▸ **THE TASK**: Check each line of the data for "placeholder" and select those that have it.
__________________________________________________
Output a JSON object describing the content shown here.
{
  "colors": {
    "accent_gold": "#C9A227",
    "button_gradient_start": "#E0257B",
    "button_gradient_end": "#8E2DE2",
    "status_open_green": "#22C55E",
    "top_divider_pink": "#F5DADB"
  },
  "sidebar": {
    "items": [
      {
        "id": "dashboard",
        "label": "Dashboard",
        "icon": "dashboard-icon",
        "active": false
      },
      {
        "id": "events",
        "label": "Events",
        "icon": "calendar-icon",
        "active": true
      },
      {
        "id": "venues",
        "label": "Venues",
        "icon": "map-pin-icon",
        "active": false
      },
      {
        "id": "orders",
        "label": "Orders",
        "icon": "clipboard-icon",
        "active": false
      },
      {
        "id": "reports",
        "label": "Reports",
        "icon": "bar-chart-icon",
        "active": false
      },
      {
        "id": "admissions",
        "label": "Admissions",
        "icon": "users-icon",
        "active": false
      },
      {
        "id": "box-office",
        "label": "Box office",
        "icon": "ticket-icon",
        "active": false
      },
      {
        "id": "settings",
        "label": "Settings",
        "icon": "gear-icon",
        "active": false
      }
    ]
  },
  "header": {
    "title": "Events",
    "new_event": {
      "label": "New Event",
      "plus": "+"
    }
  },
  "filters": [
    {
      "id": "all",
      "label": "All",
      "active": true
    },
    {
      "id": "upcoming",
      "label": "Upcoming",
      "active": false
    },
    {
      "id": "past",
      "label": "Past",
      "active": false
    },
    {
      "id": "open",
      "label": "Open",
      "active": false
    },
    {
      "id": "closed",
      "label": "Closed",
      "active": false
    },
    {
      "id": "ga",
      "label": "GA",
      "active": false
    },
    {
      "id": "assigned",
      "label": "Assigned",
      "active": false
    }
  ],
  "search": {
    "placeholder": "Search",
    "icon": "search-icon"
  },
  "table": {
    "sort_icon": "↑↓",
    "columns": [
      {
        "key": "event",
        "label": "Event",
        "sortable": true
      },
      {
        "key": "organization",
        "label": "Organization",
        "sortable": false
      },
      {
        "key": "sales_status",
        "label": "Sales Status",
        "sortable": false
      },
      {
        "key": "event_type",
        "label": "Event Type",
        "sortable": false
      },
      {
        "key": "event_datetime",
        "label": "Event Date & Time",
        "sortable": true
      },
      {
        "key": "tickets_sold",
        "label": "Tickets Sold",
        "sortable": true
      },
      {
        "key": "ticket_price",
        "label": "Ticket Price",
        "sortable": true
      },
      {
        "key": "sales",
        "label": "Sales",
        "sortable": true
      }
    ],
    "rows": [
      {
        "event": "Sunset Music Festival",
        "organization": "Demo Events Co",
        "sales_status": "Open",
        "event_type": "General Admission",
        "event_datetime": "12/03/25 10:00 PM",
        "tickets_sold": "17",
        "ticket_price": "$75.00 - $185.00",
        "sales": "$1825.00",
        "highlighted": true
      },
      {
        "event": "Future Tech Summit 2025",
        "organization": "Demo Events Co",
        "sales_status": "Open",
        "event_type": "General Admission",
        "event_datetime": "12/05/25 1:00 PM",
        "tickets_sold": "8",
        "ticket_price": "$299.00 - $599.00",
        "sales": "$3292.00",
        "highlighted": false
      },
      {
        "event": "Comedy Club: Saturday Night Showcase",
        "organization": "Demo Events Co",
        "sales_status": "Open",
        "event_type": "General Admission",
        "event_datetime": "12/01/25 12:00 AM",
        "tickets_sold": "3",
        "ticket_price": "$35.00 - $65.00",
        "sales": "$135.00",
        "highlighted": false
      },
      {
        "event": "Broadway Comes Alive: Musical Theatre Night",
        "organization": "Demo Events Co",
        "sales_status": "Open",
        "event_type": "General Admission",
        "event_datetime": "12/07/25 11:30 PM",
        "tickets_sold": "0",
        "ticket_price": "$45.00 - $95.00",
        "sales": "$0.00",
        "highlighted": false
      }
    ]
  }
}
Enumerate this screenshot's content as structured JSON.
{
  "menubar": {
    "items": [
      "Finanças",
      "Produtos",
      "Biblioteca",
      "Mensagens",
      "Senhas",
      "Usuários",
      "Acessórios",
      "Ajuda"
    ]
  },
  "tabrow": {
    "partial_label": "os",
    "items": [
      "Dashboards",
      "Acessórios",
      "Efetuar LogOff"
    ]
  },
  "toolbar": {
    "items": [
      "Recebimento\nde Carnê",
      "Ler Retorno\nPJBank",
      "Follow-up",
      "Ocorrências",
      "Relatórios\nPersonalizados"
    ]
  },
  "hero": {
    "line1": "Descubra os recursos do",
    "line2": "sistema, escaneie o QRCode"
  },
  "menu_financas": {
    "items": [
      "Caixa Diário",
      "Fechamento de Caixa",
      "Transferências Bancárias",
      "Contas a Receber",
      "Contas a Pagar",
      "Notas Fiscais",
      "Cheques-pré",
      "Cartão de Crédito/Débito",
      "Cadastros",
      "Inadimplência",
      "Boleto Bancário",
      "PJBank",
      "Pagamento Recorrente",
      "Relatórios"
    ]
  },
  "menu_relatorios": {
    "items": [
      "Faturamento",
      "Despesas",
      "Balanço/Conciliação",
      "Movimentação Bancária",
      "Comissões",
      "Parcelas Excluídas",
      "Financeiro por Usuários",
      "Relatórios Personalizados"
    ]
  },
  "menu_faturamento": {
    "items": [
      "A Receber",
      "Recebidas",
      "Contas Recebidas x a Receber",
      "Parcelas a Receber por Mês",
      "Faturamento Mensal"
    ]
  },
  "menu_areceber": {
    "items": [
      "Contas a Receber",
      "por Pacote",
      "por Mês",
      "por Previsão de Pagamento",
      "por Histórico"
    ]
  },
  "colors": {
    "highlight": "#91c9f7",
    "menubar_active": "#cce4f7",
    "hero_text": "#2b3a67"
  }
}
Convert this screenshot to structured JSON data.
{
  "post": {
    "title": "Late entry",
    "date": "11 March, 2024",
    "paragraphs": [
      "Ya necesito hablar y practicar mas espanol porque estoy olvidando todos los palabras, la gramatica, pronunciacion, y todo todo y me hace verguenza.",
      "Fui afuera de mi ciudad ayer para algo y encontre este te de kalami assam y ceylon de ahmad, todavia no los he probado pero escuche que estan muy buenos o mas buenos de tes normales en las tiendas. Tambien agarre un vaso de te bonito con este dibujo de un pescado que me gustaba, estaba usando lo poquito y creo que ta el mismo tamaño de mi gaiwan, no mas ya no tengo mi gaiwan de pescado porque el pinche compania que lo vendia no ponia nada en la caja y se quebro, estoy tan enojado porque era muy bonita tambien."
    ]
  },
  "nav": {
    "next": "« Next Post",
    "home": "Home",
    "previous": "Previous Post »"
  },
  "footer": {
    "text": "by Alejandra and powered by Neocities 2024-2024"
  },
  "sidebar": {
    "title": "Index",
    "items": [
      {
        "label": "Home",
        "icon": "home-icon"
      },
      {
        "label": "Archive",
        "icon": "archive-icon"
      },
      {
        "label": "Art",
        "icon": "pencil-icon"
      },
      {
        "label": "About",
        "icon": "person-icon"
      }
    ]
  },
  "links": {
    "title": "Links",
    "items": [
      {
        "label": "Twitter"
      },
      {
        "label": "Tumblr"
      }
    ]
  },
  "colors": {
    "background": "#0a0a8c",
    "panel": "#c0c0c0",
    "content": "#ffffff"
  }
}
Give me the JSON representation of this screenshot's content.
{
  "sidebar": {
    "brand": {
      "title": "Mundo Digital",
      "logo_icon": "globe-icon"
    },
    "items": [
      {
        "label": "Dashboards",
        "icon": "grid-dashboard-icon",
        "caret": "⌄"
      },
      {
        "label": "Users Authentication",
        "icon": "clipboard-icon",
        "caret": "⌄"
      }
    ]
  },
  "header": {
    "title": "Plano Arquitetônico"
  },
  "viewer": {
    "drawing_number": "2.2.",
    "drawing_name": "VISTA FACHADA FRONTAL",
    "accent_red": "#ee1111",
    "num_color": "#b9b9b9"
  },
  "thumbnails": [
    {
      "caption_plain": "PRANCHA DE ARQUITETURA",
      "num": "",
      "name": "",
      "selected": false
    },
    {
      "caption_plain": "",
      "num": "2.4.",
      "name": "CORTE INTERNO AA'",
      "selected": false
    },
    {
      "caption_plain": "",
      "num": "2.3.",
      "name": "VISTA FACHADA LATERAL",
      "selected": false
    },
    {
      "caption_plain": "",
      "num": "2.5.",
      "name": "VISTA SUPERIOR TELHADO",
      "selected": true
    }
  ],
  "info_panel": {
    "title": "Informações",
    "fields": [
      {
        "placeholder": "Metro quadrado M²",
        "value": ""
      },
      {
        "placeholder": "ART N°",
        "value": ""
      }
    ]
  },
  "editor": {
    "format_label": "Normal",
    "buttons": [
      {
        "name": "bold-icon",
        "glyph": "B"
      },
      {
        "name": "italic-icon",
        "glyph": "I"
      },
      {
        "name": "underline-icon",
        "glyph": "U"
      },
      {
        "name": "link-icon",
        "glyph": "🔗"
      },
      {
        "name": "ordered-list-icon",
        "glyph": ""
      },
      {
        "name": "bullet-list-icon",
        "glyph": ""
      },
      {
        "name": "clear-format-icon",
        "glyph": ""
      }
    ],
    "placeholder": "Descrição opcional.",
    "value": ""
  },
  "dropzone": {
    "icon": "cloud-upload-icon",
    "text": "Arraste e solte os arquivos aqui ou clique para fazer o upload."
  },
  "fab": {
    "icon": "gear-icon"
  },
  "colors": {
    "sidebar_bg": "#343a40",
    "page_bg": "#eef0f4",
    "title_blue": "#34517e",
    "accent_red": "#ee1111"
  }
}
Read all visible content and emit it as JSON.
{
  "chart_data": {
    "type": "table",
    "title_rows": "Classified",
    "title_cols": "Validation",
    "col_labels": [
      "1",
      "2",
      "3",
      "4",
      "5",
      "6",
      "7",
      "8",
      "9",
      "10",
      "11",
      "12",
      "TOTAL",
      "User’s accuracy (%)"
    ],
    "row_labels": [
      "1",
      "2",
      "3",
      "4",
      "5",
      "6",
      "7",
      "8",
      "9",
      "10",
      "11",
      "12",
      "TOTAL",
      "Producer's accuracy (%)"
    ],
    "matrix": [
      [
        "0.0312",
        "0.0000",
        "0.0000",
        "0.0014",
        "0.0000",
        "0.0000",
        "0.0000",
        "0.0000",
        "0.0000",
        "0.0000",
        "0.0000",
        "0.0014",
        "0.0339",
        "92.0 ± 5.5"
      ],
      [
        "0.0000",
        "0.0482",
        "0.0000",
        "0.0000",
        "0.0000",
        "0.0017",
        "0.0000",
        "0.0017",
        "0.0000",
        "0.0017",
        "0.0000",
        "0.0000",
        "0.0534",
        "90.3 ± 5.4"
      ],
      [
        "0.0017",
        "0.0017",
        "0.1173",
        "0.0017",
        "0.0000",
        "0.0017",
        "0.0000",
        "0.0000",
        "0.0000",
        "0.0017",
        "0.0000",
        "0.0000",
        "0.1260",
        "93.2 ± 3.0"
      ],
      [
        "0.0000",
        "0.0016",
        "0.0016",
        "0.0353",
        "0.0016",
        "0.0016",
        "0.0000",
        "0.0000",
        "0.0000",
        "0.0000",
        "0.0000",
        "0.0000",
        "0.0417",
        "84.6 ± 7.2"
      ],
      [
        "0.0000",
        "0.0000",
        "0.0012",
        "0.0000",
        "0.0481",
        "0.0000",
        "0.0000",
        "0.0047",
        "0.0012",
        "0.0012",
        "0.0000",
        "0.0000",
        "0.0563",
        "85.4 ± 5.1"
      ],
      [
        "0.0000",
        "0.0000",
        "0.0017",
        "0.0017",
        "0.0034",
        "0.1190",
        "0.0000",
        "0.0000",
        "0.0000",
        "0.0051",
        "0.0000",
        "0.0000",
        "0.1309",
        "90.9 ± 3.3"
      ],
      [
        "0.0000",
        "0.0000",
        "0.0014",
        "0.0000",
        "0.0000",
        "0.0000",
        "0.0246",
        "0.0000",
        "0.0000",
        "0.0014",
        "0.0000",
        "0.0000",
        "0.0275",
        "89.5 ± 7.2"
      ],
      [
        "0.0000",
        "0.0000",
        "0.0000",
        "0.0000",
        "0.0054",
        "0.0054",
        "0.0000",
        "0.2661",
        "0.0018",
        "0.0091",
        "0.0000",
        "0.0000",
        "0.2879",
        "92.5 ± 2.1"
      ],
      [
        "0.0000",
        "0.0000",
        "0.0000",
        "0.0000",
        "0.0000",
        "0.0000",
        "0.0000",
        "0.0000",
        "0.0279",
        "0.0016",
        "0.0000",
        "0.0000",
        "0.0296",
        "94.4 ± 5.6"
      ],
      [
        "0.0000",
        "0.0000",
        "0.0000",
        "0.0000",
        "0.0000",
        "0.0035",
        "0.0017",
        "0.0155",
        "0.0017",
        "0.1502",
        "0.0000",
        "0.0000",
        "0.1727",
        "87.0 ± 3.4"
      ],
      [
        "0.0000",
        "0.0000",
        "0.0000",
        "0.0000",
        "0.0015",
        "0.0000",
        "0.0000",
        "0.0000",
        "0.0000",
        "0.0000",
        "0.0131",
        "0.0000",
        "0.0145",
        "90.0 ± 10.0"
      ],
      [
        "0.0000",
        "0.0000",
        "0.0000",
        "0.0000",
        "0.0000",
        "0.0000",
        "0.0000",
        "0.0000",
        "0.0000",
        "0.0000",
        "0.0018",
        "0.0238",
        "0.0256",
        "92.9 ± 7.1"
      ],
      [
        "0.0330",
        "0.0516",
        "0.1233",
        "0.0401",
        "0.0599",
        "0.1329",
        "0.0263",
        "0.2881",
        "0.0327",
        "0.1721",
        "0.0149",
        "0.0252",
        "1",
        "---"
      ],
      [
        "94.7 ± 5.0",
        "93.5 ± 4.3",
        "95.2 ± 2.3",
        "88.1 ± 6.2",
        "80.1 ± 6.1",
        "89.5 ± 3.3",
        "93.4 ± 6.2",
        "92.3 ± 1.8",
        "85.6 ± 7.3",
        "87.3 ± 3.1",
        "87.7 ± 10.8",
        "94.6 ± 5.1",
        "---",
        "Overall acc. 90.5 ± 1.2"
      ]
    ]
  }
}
__________________________________________________
▸ **FINISHED TASK**:
    "placeholder": "Search",
        "placeholder": "Metro quadrado M²",
        "placeholder": "ART N°",
    "placeholder": "Descrição opcional.",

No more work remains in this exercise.